** start LISTED ENTRIES **

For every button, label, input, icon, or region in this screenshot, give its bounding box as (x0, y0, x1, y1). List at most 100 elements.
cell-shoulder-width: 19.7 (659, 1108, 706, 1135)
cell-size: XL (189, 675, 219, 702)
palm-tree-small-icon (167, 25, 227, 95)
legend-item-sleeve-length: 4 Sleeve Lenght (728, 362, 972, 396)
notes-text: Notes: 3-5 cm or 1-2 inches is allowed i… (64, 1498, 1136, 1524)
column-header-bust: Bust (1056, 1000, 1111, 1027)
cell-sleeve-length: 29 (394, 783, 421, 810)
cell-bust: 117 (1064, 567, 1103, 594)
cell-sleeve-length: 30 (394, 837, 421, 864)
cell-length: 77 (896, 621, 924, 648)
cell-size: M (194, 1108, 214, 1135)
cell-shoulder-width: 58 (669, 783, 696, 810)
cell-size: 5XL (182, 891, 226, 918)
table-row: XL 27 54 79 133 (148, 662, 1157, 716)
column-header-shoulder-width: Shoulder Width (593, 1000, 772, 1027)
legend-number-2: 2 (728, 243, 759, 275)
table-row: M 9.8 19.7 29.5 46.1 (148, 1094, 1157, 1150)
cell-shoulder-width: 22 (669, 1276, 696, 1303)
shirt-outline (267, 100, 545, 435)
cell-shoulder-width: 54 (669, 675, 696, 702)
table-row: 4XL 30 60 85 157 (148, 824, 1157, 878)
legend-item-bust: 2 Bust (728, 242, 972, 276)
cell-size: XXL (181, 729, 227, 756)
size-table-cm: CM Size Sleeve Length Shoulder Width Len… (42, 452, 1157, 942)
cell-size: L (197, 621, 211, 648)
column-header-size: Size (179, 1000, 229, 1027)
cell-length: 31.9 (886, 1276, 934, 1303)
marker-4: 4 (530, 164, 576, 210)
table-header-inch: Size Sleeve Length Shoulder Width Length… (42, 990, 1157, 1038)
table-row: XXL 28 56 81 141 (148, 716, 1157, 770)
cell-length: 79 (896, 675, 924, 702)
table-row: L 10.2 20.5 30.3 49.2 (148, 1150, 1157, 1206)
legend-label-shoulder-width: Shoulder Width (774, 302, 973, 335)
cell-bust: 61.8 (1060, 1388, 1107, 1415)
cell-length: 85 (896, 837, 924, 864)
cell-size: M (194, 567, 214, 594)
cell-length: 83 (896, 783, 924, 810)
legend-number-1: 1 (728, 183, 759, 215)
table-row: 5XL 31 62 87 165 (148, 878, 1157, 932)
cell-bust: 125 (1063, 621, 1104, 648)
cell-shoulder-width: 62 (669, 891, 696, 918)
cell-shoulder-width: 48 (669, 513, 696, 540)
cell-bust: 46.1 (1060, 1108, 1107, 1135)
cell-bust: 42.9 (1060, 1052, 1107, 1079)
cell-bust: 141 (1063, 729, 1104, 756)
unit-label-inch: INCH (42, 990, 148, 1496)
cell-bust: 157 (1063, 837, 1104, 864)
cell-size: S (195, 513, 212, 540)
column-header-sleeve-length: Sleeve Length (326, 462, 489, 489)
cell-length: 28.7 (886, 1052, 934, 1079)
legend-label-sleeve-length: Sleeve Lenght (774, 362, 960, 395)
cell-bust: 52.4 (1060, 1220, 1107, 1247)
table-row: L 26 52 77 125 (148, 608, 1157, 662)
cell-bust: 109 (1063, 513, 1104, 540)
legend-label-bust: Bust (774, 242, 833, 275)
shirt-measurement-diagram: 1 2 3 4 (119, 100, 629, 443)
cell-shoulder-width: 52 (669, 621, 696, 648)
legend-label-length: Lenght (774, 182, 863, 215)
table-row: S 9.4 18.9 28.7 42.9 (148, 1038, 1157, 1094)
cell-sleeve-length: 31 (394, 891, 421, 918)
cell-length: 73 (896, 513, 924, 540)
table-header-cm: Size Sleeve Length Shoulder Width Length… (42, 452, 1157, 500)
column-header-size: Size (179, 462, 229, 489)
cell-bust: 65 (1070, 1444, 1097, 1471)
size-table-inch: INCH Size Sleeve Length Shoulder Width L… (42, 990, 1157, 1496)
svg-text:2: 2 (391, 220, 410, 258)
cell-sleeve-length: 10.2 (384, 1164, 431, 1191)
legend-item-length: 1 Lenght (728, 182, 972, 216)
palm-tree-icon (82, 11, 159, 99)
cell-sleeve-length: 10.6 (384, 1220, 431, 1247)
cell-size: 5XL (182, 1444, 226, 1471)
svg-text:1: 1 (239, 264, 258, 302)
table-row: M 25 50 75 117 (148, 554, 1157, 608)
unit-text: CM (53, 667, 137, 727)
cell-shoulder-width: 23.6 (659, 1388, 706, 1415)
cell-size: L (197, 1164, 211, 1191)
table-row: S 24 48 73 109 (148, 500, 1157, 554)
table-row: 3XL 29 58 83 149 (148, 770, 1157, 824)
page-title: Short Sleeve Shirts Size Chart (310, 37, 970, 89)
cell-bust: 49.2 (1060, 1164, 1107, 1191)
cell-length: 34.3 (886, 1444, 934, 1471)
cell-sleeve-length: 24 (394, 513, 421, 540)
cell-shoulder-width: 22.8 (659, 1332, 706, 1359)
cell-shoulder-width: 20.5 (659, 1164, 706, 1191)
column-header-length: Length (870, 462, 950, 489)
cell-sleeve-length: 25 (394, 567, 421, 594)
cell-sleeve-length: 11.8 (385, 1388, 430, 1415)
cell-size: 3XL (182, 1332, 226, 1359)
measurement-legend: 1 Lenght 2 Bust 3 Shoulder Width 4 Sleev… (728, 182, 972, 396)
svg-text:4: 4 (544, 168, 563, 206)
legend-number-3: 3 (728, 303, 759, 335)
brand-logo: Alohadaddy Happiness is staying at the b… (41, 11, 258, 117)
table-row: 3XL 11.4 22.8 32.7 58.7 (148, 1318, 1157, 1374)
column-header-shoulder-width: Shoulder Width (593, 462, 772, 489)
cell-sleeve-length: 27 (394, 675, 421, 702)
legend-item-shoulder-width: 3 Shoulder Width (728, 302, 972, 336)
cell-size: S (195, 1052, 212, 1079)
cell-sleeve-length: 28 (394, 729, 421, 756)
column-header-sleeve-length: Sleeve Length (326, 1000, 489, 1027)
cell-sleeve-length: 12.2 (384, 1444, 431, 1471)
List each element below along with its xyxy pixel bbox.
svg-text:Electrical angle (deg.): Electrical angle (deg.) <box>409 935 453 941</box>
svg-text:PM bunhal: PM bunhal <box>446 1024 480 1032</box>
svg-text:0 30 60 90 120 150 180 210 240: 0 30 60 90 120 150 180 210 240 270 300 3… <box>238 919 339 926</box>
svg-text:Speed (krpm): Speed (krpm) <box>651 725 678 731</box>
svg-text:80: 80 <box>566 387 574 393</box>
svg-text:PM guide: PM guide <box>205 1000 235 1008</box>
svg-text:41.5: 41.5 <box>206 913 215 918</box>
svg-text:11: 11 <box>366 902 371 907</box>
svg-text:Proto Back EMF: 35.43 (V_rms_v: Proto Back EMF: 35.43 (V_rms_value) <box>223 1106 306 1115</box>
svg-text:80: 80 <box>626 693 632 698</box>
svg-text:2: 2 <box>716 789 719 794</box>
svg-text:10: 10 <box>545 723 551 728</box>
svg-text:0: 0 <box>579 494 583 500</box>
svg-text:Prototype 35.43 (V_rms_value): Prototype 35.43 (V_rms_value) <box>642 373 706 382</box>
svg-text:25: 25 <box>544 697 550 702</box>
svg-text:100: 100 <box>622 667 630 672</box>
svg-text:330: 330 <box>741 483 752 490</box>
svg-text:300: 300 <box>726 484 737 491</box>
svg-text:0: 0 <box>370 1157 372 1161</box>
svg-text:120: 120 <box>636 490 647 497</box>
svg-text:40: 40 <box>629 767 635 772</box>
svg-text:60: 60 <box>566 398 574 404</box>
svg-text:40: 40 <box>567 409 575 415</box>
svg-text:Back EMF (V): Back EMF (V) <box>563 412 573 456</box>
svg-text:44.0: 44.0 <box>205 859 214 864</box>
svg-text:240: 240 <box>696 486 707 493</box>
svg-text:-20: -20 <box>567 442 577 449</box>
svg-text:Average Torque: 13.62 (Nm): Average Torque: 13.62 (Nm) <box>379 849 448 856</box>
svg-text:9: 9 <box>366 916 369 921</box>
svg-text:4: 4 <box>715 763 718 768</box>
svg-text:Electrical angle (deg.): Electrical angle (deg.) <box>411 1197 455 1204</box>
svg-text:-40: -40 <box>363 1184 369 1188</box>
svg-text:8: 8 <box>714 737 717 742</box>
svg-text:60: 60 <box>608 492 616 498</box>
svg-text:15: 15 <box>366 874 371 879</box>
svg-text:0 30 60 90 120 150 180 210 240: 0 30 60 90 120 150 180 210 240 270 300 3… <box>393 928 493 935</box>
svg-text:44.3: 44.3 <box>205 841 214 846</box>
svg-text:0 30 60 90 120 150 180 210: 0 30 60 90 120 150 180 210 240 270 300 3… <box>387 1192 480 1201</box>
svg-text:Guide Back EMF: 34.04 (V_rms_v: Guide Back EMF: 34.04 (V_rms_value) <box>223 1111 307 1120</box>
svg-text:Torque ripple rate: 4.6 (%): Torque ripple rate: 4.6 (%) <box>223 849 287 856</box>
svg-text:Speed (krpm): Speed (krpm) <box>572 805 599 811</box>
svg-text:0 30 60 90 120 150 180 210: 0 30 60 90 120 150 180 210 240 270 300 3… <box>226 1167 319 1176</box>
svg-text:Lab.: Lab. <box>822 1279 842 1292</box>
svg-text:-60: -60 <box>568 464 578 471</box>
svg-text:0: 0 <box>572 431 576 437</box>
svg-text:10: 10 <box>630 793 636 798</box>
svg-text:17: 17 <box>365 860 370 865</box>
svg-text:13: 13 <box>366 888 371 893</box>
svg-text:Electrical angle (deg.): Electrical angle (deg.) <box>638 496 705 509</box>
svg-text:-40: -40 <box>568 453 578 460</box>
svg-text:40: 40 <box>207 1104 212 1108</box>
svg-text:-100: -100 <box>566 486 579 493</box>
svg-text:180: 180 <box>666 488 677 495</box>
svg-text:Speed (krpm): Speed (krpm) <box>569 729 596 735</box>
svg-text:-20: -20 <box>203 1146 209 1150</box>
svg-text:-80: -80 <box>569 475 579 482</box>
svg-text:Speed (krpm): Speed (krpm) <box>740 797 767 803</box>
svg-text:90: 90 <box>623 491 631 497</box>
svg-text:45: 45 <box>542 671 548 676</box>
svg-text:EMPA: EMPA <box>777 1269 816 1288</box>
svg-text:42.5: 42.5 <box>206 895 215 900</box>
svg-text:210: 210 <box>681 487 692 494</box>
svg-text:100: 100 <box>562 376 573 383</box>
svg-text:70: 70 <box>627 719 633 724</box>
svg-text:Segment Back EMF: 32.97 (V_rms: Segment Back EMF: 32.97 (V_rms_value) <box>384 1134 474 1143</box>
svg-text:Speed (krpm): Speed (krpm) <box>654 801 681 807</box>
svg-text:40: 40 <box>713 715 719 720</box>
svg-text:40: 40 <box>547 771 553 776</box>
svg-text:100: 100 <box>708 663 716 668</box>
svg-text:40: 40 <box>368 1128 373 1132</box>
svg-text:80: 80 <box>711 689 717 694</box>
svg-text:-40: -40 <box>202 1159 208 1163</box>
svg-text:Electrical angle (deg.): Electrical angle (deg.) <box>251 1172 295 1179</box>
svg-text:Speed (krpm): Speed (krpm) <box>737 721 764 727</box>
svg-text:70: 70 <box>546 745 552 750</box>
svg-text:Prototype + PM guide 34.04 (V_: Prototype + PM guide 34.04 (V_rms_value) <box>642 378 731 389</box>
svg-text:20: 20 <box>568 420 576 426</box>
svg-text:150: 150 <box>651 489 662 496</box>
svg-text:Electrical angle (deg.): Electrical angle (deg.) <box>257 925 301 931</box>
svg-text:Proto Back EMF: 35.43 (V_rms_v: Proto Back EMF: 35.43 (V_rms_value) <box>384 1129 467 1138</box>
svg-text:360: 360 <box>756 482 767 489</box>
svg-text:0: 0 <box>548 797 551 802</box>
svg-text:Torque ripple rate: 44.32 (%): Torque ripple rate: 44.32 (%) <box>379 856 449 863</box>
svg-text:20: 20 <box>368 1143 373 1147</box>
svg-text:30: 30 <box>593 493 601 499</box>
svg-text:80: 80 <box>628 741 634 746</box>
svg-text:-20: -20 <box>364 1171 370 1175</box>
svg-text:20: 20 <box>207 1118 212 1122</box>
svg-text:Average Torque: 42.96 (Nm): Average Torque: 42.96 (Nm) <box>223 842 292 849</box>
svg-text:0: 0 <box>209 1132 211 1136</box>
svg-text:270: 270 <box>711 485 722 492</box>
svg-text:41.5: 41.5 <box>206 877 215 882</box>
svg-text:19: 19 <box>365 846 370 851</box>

** end LISTED ENTRIES **

Format the entries above, from the first line through the line containing "column-header-sleeve-length: Sleeve Length (326, 462, 489, 489)", as a numbered list. Include both of those lines and leave out any blank lines.

> _COMPLETE OUTPUT_
1. For every button, label, input, icon, or region in this screenshot, give its bounding box as (x0, y0, x1, y1). List at most 100 elements.
2. cell-shoulder-width: 19.7 (659, 1108, 706, 1135)
3. cell-size: XL (189, 675, 219, 702)
4. palm-tree-small-icon (167, 25, 227, 95)
5. legend-item-sleeve-length: 4 Sleeve Lenght (728, 362, 972, 396)
6. notes-text: Notes: 3-5 cm or 1-2 inches is allowed i… (64, 1498, 1136, 1524)
7. column-header-bust: Bust (1056, 1000, 1111, 1027)
8. cell-sleeve-length: 29 (394, 783, 421, 810)
9. cell-bust: 117 (1064, 567, 1103, 594)
10. cell-sleeve-length: 30 (394, 837, 421, 864)
11. cell-length: 77 (896, 621, 924, 648)
12. cell-size: M (194, 1108, 214, 1135)
13. cell-shoulder-width: 58 (669, 783, 696, 810)
14. cell-size: 5XL (182, 891, 226, 918)
15. table-row: XL 27 54 79 133 (148, 662, 1157, 716)
16. column-header-shoulder-width: Shoulder Width (593, 1000, 772, 1027)
17. legend-number-2: 2 (728, 243, 759, 275)
18. table-row: M 9.8 19.7 29.5 46.1 (148, 1094, 1157, 1150)
19. cell-shoulder-width: 22 (669, 1276, 696, 1303)
20. shirt-outline (267, 100, 545, 435)
21. cell-shoulder-width: 54 (669, 675, 696, 702)
22. table-row: 4XL 30 60 85 157 (148, 824, 1157, 878)
23. legend-item-bust: 2 Bust (728, 242, 972, 276)
24. cell-size: XXL (181, 729, 227, 756)
25. size-table-cm: CM Size Sleeve Length Shoulder Width Len… (42, 452, 1157, 942)
26. cell-size: L (197, 621, 211, 648)
27. column-header-size: Size (179, 1000, 229, 1027)
28. cell-length: 31.9 (886, 1276, 934, 1303)
29. marker-4: 4 (530, 164, 576, 210)
30. table-header-inch: Size Sleeve Length Shoulder Width Length… (42, 990, 1157, 1038)
31. table-row: XXL 28 56 81 141 (148, 716, 1157, 770)
32. cell-length: 79 (896, 675, 924, 702)
33. table-row: L 10.2 20.5 30.3 49.2 (148, 1150, 1157, 1206)
34. legend-label-shoulder-width: Shoulder Width (774, 302, 973, 335)
35. cell-bust: 61.8 (1060, 1388, 1107, 1415)
36. cell-length: 85 (896, 837, 924, 864)
37. cell-size: M (194, 567, 214, 594)
38. cell-length: 83 (896, 783, 924, 810)
39. legend-number-1: 1 (728, 183, 759, 215)
40. table-row: 5XL 31 62 87 165 (148, 878, 1157, 932)
41. cell-bust: 125 (1063, 621, 1104, 648)
42. cell-shoulder-width: 62 (669, 891, 696, 918)
43. cell-shoulder-width: 48 (669, 513, 696, 540)
44. cell-bust: 46.1 (1060, 1108, 1107, 1135)
45. cell-bust: 42.9 (1060, 1052, 1107, 1079)
46. cell-bust: 141 (1063, 729, 1104, 756)
47. unit-label-inch: INCH (42, 990, 148, 1496)
48. cell-bust: 157 (1063, 837, 1104, 864)
49. cell-size: S (195, 513, 212, 540)
50. column-header-sleeve-length: Sleeve Length (326, 462, 489, 489)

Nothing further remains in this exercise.